=== TASK TO CARRY OUT ===
Repeat the full listing below verbatim and keep the images out.

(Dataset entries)
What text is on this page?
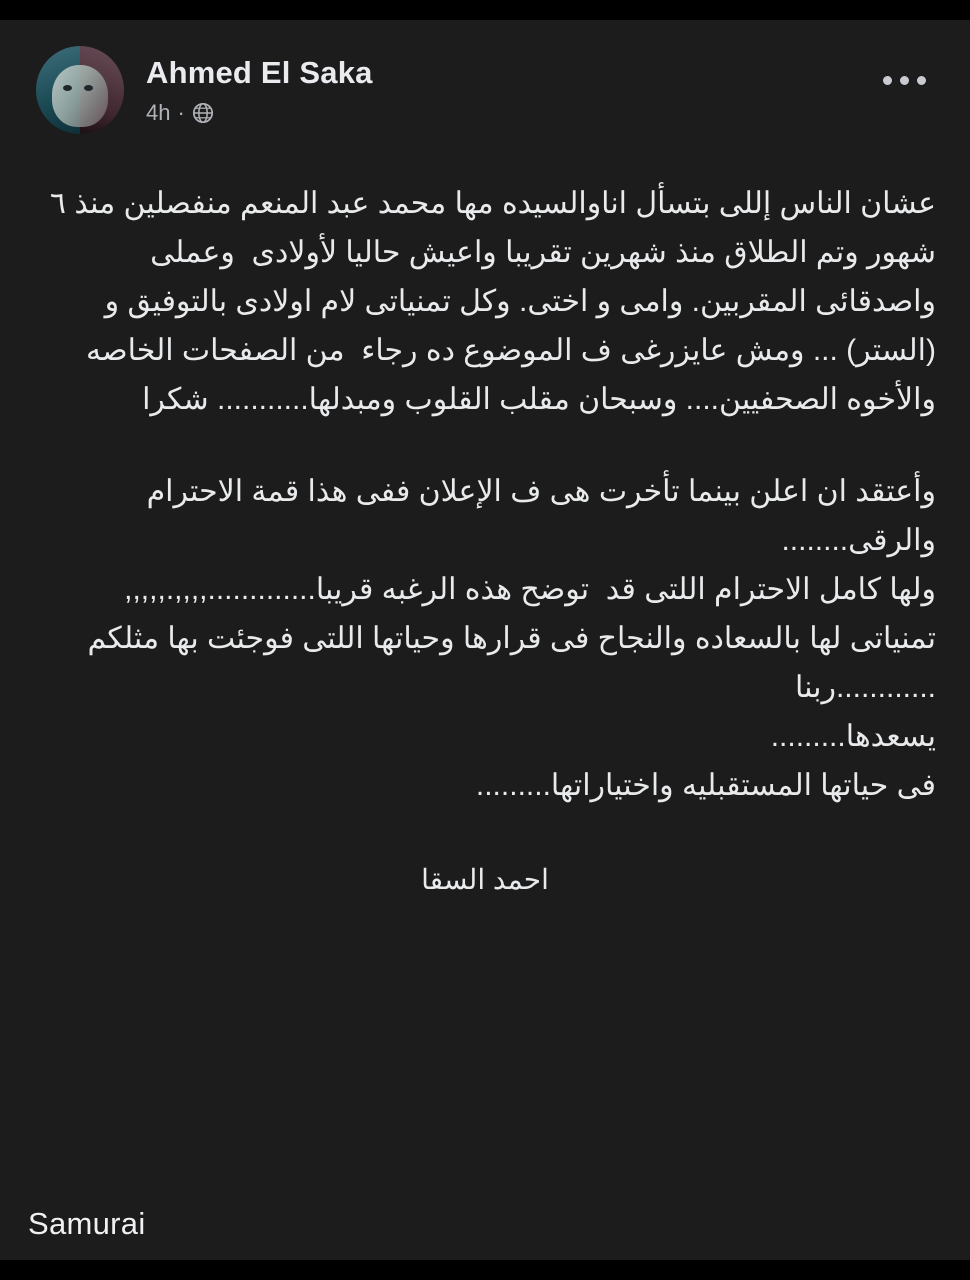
Ahmed El Saka
4h ·

عشان الناس إللى بتسأل اناوالسيده مها محمد عبد المنعم منفصلين منذ ٦ شهور وتم الطلاق منذ شهرين تقريبا واعيش حاليا لأولادى  وعملى  واصدقائى المقربين. وامى و اختى. وكل تمنياتى لام اولادى بالتوفيق و (الستر) ... ومش عايزرغى ف الموضوع ده رجاء  من الصفحات الخاصه والأخوه الصحفيين.... وسبحان مقلب القلوب ومبدلها........... شكرا

وأعتقد ان اعلن بينما تأخرت هى ف الإعلان ففى هذا قمة الاحترام والرقى........

ولها كامل الاحترام اللتى قد  توضح هذه الرغبه قريبا.............,,,,.,,,,,

تمنياتى لها بالسعاده والنجاح فى قرارها وحياتها اللتى فوجئت بها مثلكم ............ربنا

يسعدها.........

فى حياتها المستقبليه واختياراتها.........

احمد السقا
Samurai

=== RESPONSE BELOW ===
What text is on this page?
Ahmed El Saka
4h ·

عشان الناس إللى بتسأل اناوالسيده مها محمد عبد المنعم منفصلين منذ ٦ شهور وتم الطلاق منذ شهرين تقريبا واعيش حاليا لأولادى  وعملى  واصدقائى المقربين. وامى و اختى. وكل تمنياتى لام اولادى بالتوفيق و (الستر) ... ومش عايزرغى ف الموضوع ده رجاء  من الصفحات الخاصه والأخوه الصحفيين.... وسبحان مقلب القلوب ومبدلها........... شكرا

وأعتقد ان اعلن بينما تأخرت هى ف الإعلان ففى هذا قمة الاحترام والرقى........

ولها كامل الاحترام اللتى قد  توضح هذه الرغبه قريبا.............,,,,.,,,,,

تمنياتى لها بالسعاده والنجاح فى قرارها وحياتها اللتى فوجئت بها مثلكم ............ربنا

يسعدها.........

فى حياتها المستقبليه واختياراتها.........

احمد السقا
Samurai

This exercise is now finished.